_Given exercise_
Omit all pictures. Copy the rest of the material exactly.

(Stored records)
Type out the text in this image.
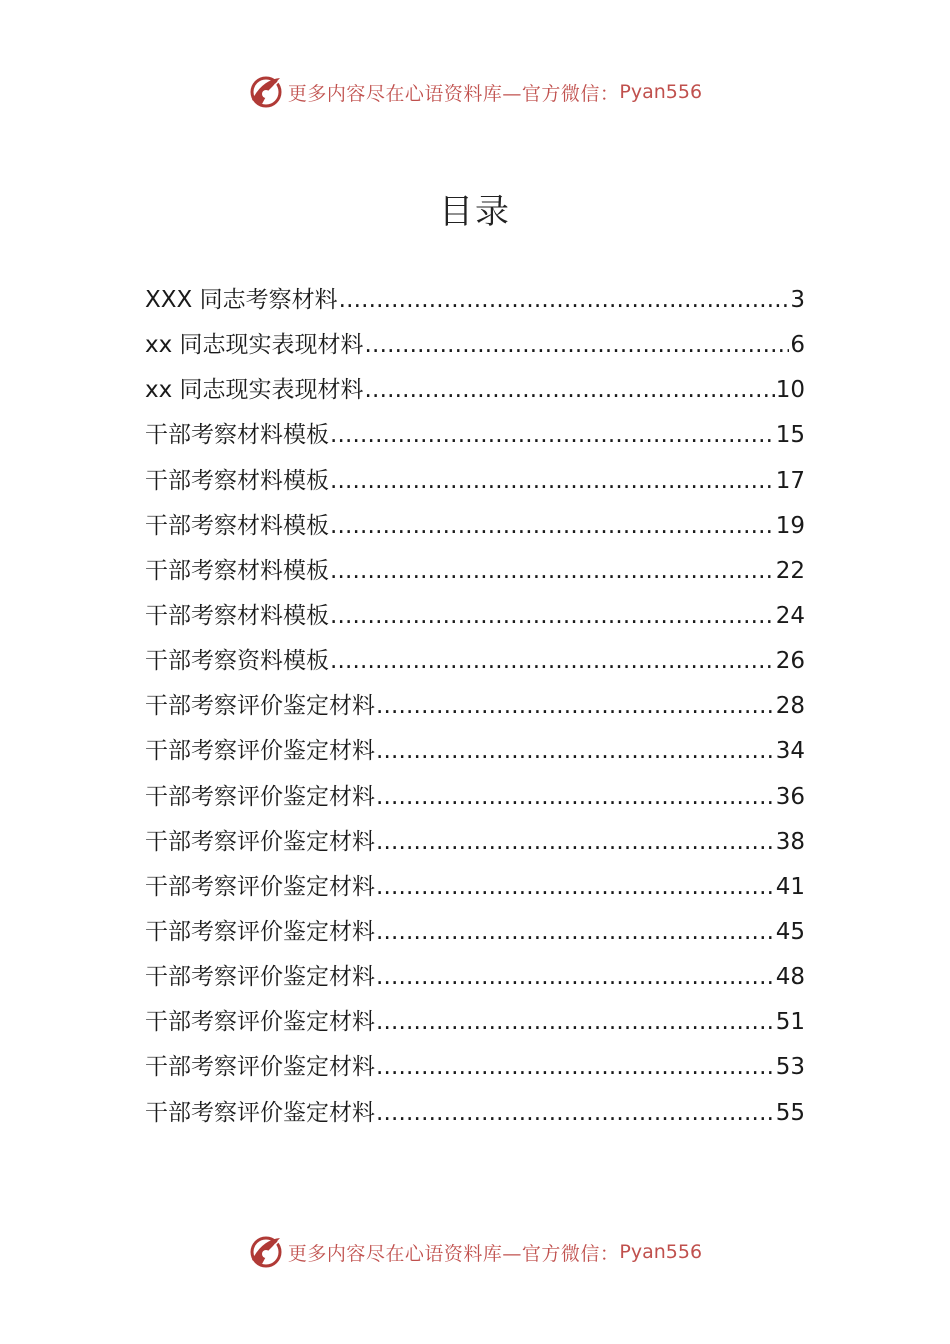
更多内容尽在心语资料库—官方微信： Pyan556
目录
XXX 同志考察材料 .....	3
xx 同志现实表现材料 .....	6
xx 同志现实表现材料 .....	10
干部考察材料模板 .....	15
干部考察材料模板 .....	17
干部考察材料模板 .....	19
干部考察材料模板 .....	22
干部考察材料模板 .....	24
干部考察资料模板 .....	26
干部考察评价鉴定材料 .....	28
干部考察评价鉴定材料 .....	34
干部考察评价鉴定材料 .....	36
干部考察评价鉴定材料 .....	38
干部考察评价鉴定材料 .....	41
干部考察评价鉴定材料 .....	45
干部考察评价鉴定材料 .....	48
干部考察评价鉴定材料 .....	51
干部考察评价鉴定材料 .....	53
干部考察评价鉴定材料 .....	55
更多内容尽在心语资料库—官方微信： Pyan556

_Solution for this problem_
Type out the text in this image.
更多内容尽在心语资料库—官方微信： Pyan556
目录
XXX 同志考察材料 .....	3
xx 同志现实表现材料 .....	6
xx 同志现实表现材料 .....	10
干部考察材料模板 .....	15
干部考察材料模板 .....	17
干部考察材料模板 .....	19
干部考察材料模板 .....	22
干部考察材料模板 .....	24
干部考察资料模板 .....	26
干部考察评价鉴定材料 .....	28
干部考察评价鉴定材料 .....	34
干部考察评价鉴定材料 .....	36
干部考察评价鉴定材料 .....	38
干部考察评价鉴定材料 .....	41
干部考察评价鉴定材料 .....	45
干部考察评价鉴定材料 .....	48
干部考察评价鉴定材料 .....	51
干部考察评价鉴定材料 .....	53
干部考察评价鉴定材料 .....	55
更多内容尽在心语资料库—官方微信： Pyan556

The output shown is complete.